╭─ Provided entries
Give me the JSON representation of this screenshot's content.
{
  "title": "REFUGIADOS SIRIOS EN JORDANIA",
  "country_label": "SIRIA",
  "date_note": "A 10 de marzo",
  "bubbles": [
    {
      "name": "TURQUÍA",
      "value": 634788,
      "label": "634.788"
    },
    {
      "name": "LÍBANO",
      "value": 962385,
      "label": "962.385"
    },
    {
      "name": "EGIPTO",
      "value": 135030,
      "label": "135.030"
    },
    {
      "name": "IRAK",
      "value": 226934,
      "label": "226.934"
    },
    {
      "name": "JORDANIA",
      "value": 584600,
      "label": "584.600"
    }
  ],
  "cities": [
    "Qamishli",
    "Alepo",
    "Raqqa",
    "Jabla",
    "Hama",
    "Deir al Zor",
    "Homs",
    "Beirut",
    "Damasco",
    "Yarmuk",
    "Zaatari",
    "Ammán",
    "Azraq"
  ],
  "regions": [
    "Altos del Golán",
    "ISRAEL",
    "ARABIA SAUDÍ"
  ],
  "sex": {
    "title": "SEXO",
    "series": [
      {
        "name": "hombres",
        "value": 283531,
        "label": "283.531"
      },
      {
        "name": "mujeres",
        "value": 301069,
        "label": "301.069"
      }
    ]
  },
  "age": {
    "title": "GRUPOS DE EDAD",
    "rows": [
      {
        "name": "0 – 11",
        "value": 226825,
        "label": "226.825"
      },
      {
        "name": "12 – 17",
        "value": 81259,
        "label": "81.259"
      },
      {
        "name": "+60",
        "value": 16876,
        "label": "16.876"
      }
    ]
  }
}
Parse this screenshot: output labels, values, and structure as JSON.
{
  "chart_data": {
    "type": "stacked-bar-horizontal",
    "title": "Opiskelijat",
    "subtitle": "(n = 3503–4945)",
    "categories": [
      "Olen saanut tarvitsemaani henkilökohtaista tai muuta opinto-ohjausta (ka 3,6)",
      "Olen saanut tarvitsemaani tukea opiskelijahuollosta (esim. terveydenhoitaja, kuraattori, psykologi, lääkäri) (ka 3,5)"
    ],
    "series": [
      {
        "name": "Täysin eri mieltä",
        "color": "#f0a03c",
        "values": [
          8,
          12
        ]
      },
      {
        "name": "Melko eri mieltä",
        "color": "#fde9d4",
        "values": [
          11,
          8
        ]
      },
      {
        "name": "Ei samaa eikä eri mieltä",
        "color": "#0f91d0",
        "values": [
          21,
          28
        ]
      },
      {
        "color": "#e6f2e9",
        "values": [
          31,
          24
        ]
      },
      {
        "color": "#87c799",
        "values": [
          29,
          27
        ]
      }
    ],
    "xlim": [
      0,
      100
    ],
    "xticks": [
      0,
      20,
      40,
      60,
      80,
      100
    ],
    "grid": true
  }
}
╰─
*What you need to do*. Search the data for the string "screenshot". List each line that has it.

*Right answer*.
Give me the JSON representation of this screenshot's content.
Parse this screenshot: output labels, values, and structure as JSON.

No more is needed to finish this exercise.